━━━━━ THE INPUT

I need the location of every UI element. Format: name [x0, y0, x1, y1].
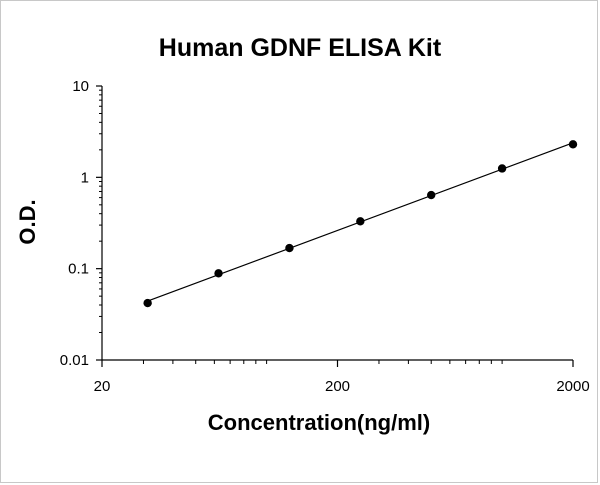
data-point: [427, 190, 436, 200]
x-tick-label: 20: [94, 378, 111, 395]
y-tick-label: 1: [81, 169, 89, 186]
y-tick-label: 0.1: [68, 261, 89, 278]
data-point: [285, 243, 294, 253]
y-tick-label: 0.01: [60, 352, 89, 369]
data-points: [143, 140, 578, 308]
data-point: [214, 269, 223, 278]
axes: [96, 85, 574, 367]
minor-ticks: [99, 89, 574, 364]
data-point: [356, 217, 365, 226]
data-point: [497, 164, 507, 173]
x-tick-label: 200: [325, 378, 350, 395]
data-point: [143, 298, 152, 308]
chart-title: Human GDNF ELISA Kit: [158, 34, 442, 62]
y-tick-label: 10: [72, 78, 89, 95]
tick-labels: 20 200 2000 0.01 0.1 1 10: [60, 78, 590, 395]
x-tick-label: 2000: [556, 378, 589, 395]
x-axis-label: Concentration(ng/ml): [207, 410, 431, 435]
data-point: [568, 140, 578, 149]
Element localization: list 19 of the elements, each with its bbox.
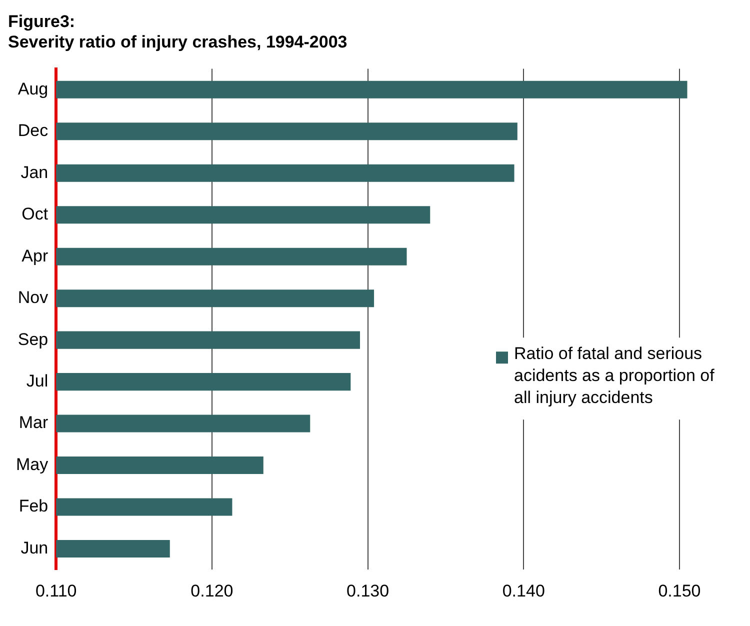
legend-label: Ratio of fatal and serious acidents as a proportion of all injury accidents: [514, 344, 715, 407]
x-tick-label: 0.130: [346, 581, 390, 600]
x-tick-label: 0.150: [658, 581, 701, 600]
y-tick-label: Jun: [20, 538, 48, 558]
x-tick-label: 0.120: [190, 581, 234, 600]
y-tick-label: Oct: [22, 204, 48, 224]
y-tick-label: Apr: [22, 246, 48, 266]
y-tick-label: Nov: [18, 288, 49, 308]
y-tick-label: Sep: [18, 330, 48, 349]
y-tick-label: Jul: [26, 371, 48, 390]
x-tick-label: 0.110: [35, 581, 77, 600]
y-tick-label: Mar: [18, 413, 48, 432]
chart-title: Figure3: Severity ratio of injury crashes, 1994-2003: [8, 12, 348, 52]
y-tick-label: May: [16, 454, 49, 474]
y-tick-label: Aug: [18, 79, 48, 98]
x-tick-label: 0.140: [502, 581, 545, 600]
y-tick-label: Dec: [18, 121, 49, 140]
y-tick-label: Jan: [20, 162, 48, 182]
y-tick-label: Feb: [18, 496, 48, 516]
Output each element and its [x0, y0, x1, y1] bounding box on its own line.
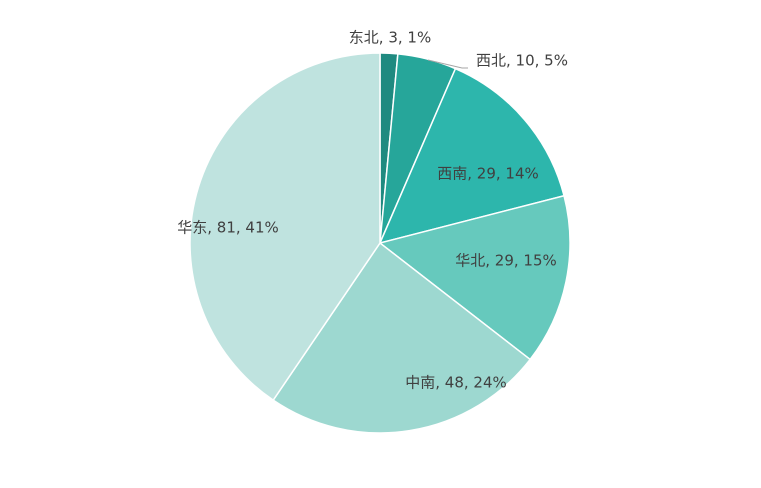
data-label: 东北, 3, 1% — [349, 29, 431, 47]
data-label: 西南, 29, 14% — [437, 165, 539, 183]
pie-slice — [378, 67, 565, 245]
pie-slice — [378, 194, 571, 361]
data-label: 中南, 48, 24% — [405, 374, 507, 392]
data-label: 西北, 10, 5% — [476, 52, 568, 70]
data-label: 华东, 81, 41% — [177, 219, 279, 237]
pie-slice — [189, 52, 381, 402]
data-label: 华北, 29, 15% — [455, 252, 557, 270]
pie-slice — [272, 241, 532, 434]
leader-line — [427, 59, 468, 69]
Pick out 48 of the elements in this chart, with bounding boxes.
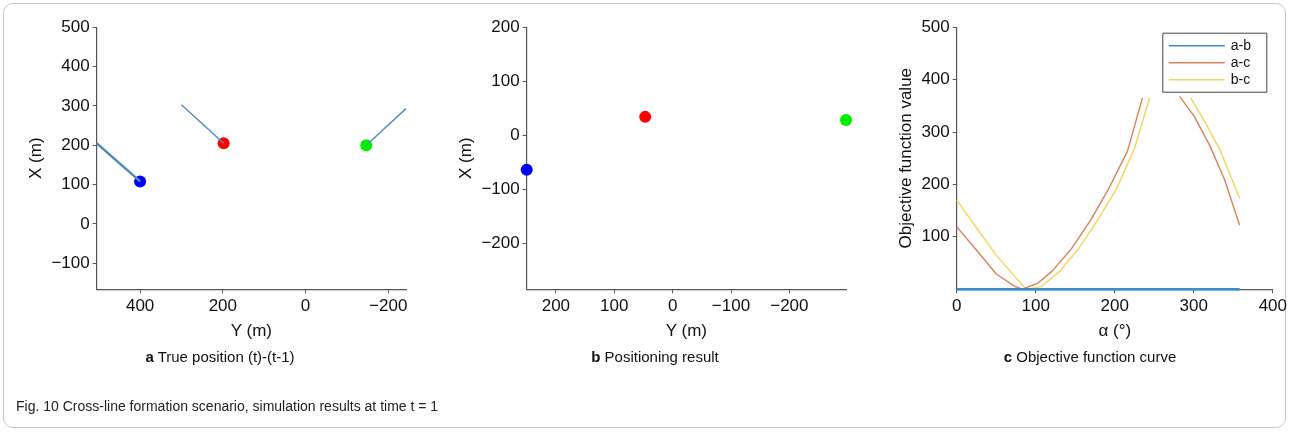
y-tick-label: 400 [61,56,90,76]
point [520,163,533,176]
y-tick-label: 200 [921,174,950,194]
y-tick-label: 100 [491,70,520,90]
x-tick-label: 0 [667,296,678,316]
text: c Objective function curve [1002,348,1178,365]
y-tick-label: 100 [61,174,90,194]
x-tick-label: 400 [1258,296,1288,316]
x-tick-label: 200 [208,296,237,316]
legend-label: b-c [1230,70,1251,87]
x-tick-label: 200 [1100,296,1129,316]
y-tick-label: 100 [921,226,950,246]
y-axis-title: X (m) [25,137,45,179]
x-tick-label: 300 [1179,296,1208,316]
legend-label: a-c [1230,53,1251,70]
x-axis-title: Y (m) [665,321,707,341]
x-axis-title: Y (m) [230,321,272,341]
y-tick-label: 200 [491,16,520,36]
legend-label: a-b [1230,36,1252,53]
y-tick-label: 200 [61,134,90,154]
x-tick-label: 400 [125,296,155,316]
x-tick-label: −200 [770,296,809,316]
y-axis-title: Objective function value [895,67,915,249]
point [217,137,230,150]
x-tick-label: −100 [711,296,751,316]
y-tick-label: 400 [921,69,950,89]
point [840,114,852,127]
y-tick-label: −100 [481,178,520,198]
y-axis-title: X (m) [455,137,475,179]
x-axis-title: α (°) [1098,321,1132,341]
x-tick-label: 100 [600,296,629,316]
point [360,139,373,152]
y-tick-label: 0 [510,124,520,144]
x-tick-label: 200 [541,296,571,316]
caption: Fig. 10 Cross-line formation scenario, simulation results at time t = 1 [16,398,439,414]
y-tick-label: −100 [51,252,90,272]
y-tick-label: 0 [80,213,90,233]
text: b Positioning result [590,348,720,365]
x-tick-label: 100 [1021,296,1050,316]
y-tick-label: −200 [481,232,520,252]
y-tick-label: 300 [921,121,950,141]
y-tick-label: 300 [61,95,90,115]
point [639,110,652,123]
x-tick-label: −200 [369,296,408,316]
y-tick-label: 500 [921,16,950,36]
text: a True position (t)-(t-1) [144,348,296,365]
x-tick-label: 0 [300,296,311,316]
y-tick-label: 500 [61,16,90,36]
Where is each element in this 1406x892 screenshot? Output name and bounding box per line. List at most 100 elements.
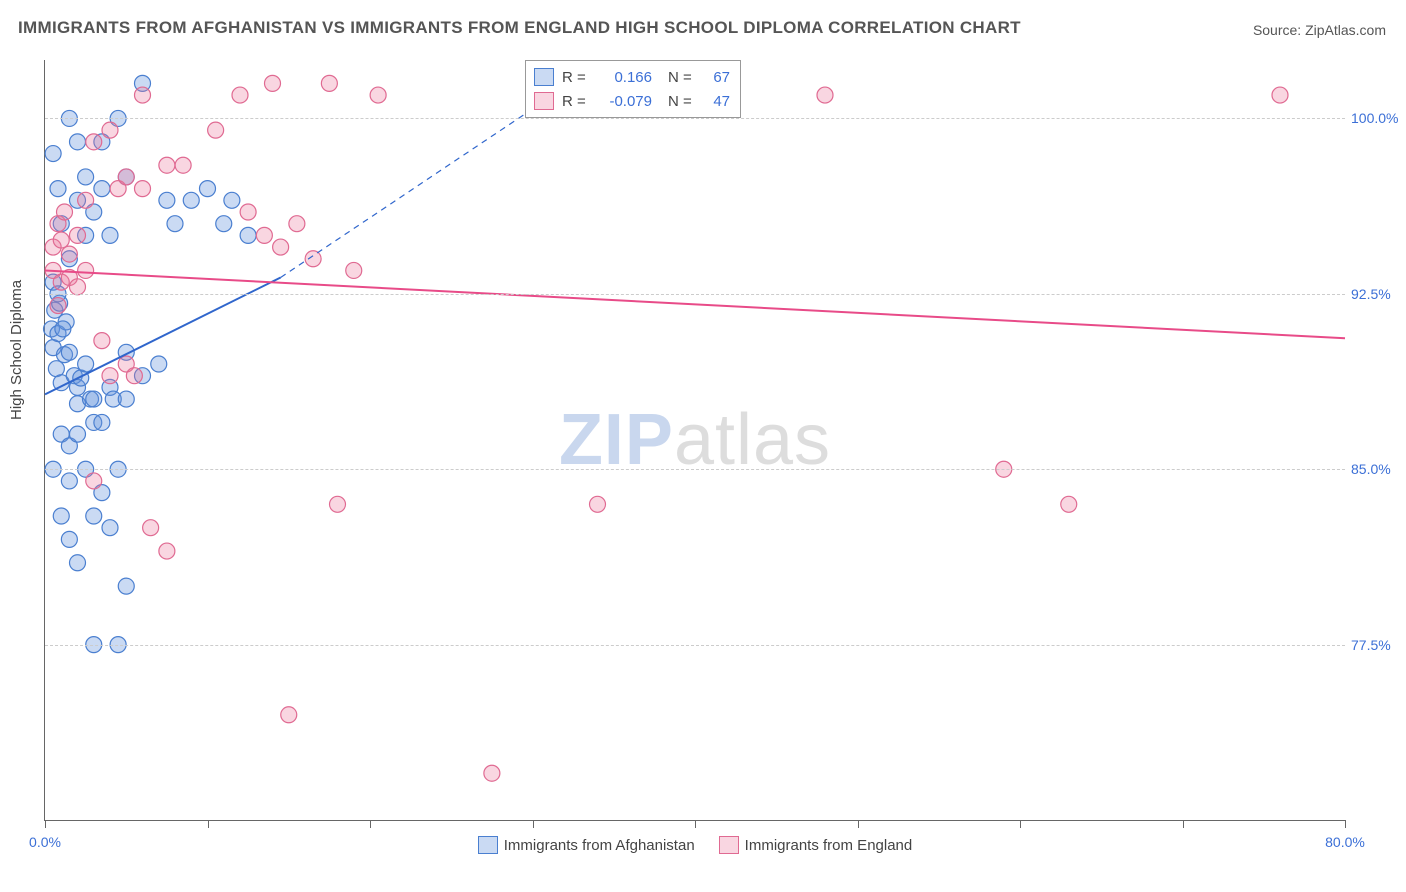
data-point <box>102 520 118 536</box>
data-point <box>1272 87 1288 103</box>
bottom-legend-item-b: Immigrants from England <box>719 836 913 854</box>
legend-n-value-b: 47 <box>704 93 730 110</box>
data-point <box>200 181 216 197</box>
data-point <box>86 508 102 524</box>
data-point <box>86 473 102 489</box>
plot-svg <box>45 60 1345 820</box>
bottom-legend: Immigrants from Afghanistan Immigrants f… <box>45 836 1345 854</box>
data-point <box>590 496 606 512</box>
regression-line <box>45 277 281 394</box>
data-point <box>94 333 110 349</box>
data-point <box>484 765 500 781</box>
y-tick-label: 92.5% <box>1351 286 1403 302</box>
data-point <box>61 344 77 360</box>
data-point <box>175 157 191 173</box>
chart-title: IMMIGRANTS FROM AFGHANISTAN VS IMMIGRANT… <box>18 18 1021 38</box>
data-point <box>50 298 66 314</box>
source-attribution: Source: ZipAtlas.com <box>1253 22 1386 38</box>
data-point <box>289 216 305 232</box>
bottom-legend-label-b: Immigrants from England <box>745 837 913 854</box>
bottom-legend-label-a: Immigrants from Afghanistan <box>504 837 695 854</box>
data-point <box>256 227 272 243</box>
data-point <box>118 578 134 594</box>
data-point <box>70 426 86 442</box>
data-point <box>70 227 86 243</box>
x-tick-label: 80.0% <box>1325 834 1365 850</box>
data-point <box>55 321 71 337</box>
data-point <box>151 356 167 372</box>
legend-row-series-a: R = 0.166 N = 67 <box>534 65 730 89</box>
data-point <box>102 368 118 384</box>
data-point <box>86 134 102 150</box>
legend-r-value-b: -0.079 <box>598 93 652 110</box>
data-point <box>330 496 346 512</box>
legend-r-value-a: 0.166 <box>598 69 652 86</box>
data-point <box>159 157 175 173</box>
correlation-legend-box: R = 0.166 N = 67 R = -0.079 N = 47 <box>525 60 741 118</box>
data-point <box>78 192 94 208</box>
data-point <box>70 279 86 295</box>
x-tick-label: 0.0% <box>29 834 61 850</box>
data-point <box>57 204 73 220</box>
legend-n-value-a: 67 <box>704 69 730 86</box>
legend-r-label: R = <box>562 69 590 86</box>
data-point <box>94 181 110 197</box>
data-point <box>216 216 232 232</box>
data-point <box>118 169 134 185</box>
data-point <box>370 87 386 103</box>
data-point <box>159 543 175 559</box>
legend-n-label: N = <box>668 69 696 86</box>
data-point <box>94 414 110 430</box>
data-point <box>135 181 151 197</box>
data-point <box>61 531 77 547</box>
y-axis-label: High School Diploma <box>8 280 25 420</box>
data-point <box>118 391 134 407</box>
data-point <box>126 368 142 384</box>
data-point <box>1061 496 1077 512</box>
data-point <box>45 146 61 162</box>
regression-line <box>45 270 1345 338</box>
data-point <box>240 204 256 220</box>
data-point <box>305 251 321 267</box>
data-point <box>273 239 289 255</box>
data-point <box>321 75 337 91</box>
data-point <box>143 520 159 536</box>
data-point <box>78 262 94 278</box>
data-point <box>53 508 69 524</box>
data-point <box>346 262 362 278</box>
data-point <box>224 192 240 208</box>
legend-n-label: N = <box>668 93 696 110</box>
data-point <box>167 216 183 232</box>
data-point <box>70 134 86 150</box>
plot-area: ZIPatlas R = 0.166 N = 67 R = -0.079 N =… <box>44 60 1345 821</box>
data-point <box>159 192 175 208</box>
data-point <box>817 87 833 103</box>
data-point <box>78 356 94 372</box>
legend-swatch-b-bottom <box>719 836 739 854</box>
legend-r-label: R = <box>562 93 590 110</box>
data-point <box>208 122 224 138</box>
data-point <box>281 707 297 723</box>
bottom-legend-item-a: Immigrants from Afghanistan <box>478 836 695 854</box>
legend-swatch-a <box>534 68 554 86</box>
legend-swatch-b <box>534 92 554 110</box>
y-tick-label: 85.0% <box>1351 461 1403 477</box>
data-point <box>50 181 66 197</box>
data-point <box>102 122 118 138</box>
data-point <box>53 232 69 248</box>
y-tick-label: 77.5% <box>1351 637 1403 653</box>
y-tick-label: 100.0% <box>1351 110 1403 126</box>
data-point <box>61 473 77 489</box>
data-point <box>70 555 86 571</box>
data-point <box>183 192 199 208</box>
data-point <box>102 227 118 243</box>
legend-swatch-a-bottom <box>478 836 498 854</box>
data-point <box>86 391 102 407</box>
data-point <box>232 87 248 103</box>
data-point <box>78 169 94 185</box>
legend-row-series-b: R = -0.079 N = 47 <box>534 89 730 113</box>
data-point <box>61 246 77 262</box>
data-point <box>240 227 256 243</box>
data-point <box>265 75 281 91</box>
data-point <box>135 87 151 103</box>
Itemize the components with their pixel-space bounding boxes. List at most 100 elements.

━━━━━━━━━━

**PROBLEM STATEMENT:** Retype the part of the material that opens with the line containing "legend-label: Ratio of" and closes with the line containing "y-tick-label: Jun: [20, 538, 48, 558]", copying each line unchanged.

**ANSWER TO THIS PROBLEM:**
legend-label: Ratio of fatal and serious acidents as a proportion of all injury accidents: [514, 344, 715, 407]
x-tick-label: 0.130: [346, 581, 390, 600]
x-tick-label: 0.150: [658, 581, 701, 600]
y-tick-label: Jun: [20, 538, 48, 558]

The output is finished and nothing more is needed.